## WRITTEN TASK
Lines containing the string "which" are to be counted; report only how many there are.

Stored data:
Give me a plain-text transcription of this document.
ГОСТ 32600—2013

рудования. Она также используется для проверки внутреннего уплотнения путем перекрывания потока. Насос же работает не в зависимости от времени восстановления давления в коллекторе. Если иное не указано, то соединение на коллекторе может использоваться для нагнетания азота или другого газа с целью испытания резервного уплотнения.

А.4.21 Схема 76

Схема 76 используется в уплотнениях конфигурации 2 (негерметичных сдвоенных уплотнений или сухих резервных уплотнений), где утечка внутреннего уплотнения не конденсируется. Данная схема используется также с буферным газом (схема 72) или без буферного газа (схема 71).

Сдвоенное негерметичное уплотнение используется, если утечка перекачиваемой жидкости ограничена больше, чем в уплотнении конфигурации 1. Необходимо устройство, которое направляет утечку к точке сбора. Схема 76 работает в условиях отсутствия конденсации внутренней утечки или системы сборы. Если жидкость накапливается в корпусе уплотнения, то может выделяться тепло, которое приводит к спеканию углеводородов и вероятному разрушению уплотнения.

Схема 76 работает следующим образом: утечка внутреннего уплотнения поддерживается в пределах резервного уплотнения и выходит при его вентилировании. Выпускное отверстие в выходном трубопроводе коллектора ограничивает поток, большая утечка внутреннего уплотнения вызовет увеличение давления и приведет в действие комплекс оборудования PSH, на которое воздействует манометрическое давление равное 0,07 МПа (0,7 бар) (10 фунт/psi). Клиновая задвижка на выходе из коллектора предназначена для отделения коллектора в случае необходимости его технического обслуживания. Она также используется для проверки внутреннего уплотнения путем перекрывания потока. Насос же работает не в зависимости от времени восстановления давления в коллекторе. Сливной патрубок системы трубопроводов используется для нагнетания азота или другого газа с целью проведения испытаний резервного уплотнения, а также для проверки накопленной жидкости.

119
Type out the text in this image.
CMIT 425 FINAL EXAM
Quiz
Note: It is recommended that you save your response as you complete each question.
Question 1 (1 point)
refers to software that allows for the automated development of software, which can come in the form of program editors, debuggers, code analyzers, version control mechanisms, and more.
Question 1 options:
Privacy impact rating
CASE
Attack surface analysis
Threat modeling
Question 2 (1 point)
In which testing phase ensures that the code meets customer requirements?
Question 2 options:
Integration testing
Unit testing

## WRITTEN RESPONSE
2